■ THE EXERCISE: Can you quote the records below in full, word for word?
━━━━━━━━━━
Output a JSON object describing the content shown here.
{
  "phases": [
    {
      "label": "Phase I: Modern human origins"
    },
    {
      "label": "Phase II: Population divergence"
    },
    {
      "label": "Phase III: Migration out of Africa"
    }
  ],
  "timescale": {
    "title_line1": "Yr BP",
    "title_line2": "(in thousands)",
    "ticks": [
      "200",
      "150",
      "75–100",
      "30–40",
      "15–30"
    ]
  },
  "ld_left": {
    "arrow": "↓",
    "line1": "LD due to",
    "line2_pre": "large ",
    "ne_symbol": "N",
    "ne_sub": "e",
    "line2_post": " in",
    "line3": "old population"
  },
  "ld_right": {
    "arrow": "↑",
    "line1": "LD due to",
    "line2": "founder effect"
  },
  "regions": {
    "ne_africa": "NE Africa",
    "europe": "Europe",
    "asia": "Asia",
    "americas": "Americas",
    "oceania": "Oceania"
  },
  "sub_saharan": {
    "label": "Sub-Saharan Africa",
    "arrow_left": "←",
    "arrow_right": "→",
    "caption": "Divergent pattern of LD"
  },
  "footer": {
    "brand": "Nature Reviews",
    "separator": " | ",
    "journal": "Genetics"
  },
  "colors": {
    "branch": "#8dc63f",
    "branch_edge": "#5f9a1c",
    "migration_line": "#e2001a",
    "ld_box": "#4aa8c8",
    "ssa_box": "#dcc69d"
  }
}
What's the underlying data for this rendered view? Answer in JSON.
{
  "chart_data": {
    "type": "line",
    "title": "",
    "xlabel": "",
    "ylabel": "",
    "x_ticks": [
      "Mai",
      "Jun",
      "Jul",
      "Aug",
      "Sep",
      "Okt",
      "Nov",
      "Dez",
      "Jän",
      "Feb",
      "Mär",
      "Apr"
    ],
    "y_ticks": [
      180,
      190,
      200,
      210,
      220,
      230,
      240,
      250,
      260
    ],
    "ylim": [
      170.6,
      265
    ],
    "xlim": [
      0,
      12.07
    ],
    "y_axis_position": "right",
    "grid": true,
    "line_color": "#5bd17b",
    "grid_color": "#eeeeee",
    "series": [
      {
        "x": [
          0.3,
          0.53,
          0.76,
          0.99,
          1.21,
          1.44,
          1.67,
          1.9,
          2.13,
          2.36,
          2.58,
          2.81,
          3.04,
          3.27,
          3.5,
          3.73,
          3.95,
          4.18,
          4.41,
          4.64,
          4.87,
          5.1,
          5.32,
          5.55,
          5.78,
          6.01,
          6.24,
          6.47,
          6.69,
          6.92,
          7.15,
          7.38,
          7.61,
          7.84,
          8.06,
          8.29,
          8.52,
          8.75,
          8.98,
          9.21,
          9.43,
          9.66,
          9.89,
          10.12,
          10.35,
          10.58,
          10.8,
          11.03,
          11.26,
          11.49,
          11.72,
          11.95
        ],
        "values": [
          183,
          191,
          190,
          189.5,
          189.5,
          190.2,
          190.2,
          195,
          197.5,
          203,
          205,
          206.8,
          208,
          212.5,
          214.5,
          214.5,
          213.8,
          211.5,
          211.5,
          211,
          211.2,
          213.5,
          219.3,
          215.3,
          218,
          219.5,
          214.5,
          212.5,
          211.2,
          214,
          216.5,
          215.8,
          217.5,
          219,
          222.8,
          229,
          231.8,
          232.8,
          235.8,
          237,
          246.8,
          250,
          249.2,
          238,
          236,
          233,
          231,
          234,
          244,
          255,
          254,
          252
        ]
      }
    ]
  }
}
━━━━━━━━━━
■ FINAL RESULT:
Output a JSON object describing the content shown here.
{
  "phases": [
    {
      "label": "Phase I: Modern human origins"
    },
    {
      "label": "Phase II: Population divergence"
    },
    {
      "label": "Phase III: Migration out of Africa"
    }
  ],
  "timescale": {
    "title_line1": "Yr BP",
    "title_line2": "(in thousands)",
    "ticks": [
      "200",
      "150",
      "75–100",
      "30–40",
      "15–30"
    ]
  },
  "ld_left": {
    "arrow": "↓",
    "line1": "LD due to",
    "line2_pre": "large ",
    "ne_symbol": "N",
    "ne_sub": "e",
    "line2_post": " in",
    "line3": "old population"
  },
  "ld_right": {
    "arrow": "↑",
    "line1": "LD due to",
    "line2": "founder effect"
  },
  "regions": {
    "ne_africa": "NE Africa",
    "europe": "Europe",
    "asia": "Asia",
    "americas": "Americas",
    "oceania": "Oceania"
  },
  "sub_saharan": {
    "label": "Sub-Saharan Africa",
    "arrow_left": "←",
    "arrow_right": "→",
    "caption": "Divergent pattern of LD"
  },
  "footer": {
    "brand": "Nature Reviews",
    "separator": " | ",
    "journal": "Genetics"
  },
  "colors": {
    "branch": "#8dc63f",
    "branch_edge": "#5f9a1c",
    "migration_line": "#e2001a",
    "ld_box": "#4aa8c8",
    "ssa_box": "#dcc69d"
  }
}
What's the underlying data for this rendered view? Answer in JSON.
{
  "chart_data": {
    "type": "line",
    "title": "",
    "xlabel": "",
    "ylabel": "",
    "x_ticks": [
      "Mai",
      "Jun",
      "Jul",
      "Aug",
      "Sep",
      "Okt",
      "Nov",
      "Dez",
      "Jän",
      "Feb",
      "Mär",
      "Apr"
    ],
    "y_ticks": [
      180,
      190,
      200,
      210,
      220,
      230,
      240,
      250,
      260
    ],
    "ylim": [
      170.6,
      265
    ],
    "xlim": [
      0,
      12.07
    ],
    "y_axis_position": "right",
    "grid": true,
    "line_color": "#5bd17b",
    "grid_color": "#eeeeee",
    "series": [
      {
        "x": [
          0.3,
          0.53,
          0.76,
          0.99,
          1.21,
          1.44,
          1.67,
          1.9,
          2.13,
          2.36,
          2.58,
          2.81,
          3.04,
          3.27,
          3.5,
          3.73,
          3.95,
          4.18,
          4.41,
          4.64,
          4.87,
          5.1,
          5.32,
          5.55,
          5.78,
          6.01,
          6.24,
          6.47,
          6.69,
          6.92,
          7.15,
          7.38,
          7.61,
          7.84,
          8.06,
          8.29,
          8.52,
          8.75,
          8.98,
          9.21,
          9.43,
          9.66,
          9.89,
          10.12,
          10.35,
          10.58,
          10.8,
          11.03,
          11.26,
          11.49,
          11.72,
          11.95
        ],
        "values": [
          183,
          191,
          190,
          189.5,
          189.5,
          190.2,
          190.2,
          195,
          197.5,
          203,
          205,
          206.8,
          208,
          212.5,
          214.5,
          214.5,
          213.8,
          211.5,
          211.5,
          211,
          211.2,
          213.5,
          219.3,
          215.3,
          218,
          219.5,
          214.5,
          212.5,
          211.2,
          214,
          216.5,
          215.8,
          217.5,
          219,
          222.8,
          229,
          231.8,
          232.8,
          235.8,
          237,
          246.8,
          250,
          249.2,
          238,
          236,
          233,
          231,
          234,
          244,
          255,
          254,
          252
        ]
      }
    ]
  }
}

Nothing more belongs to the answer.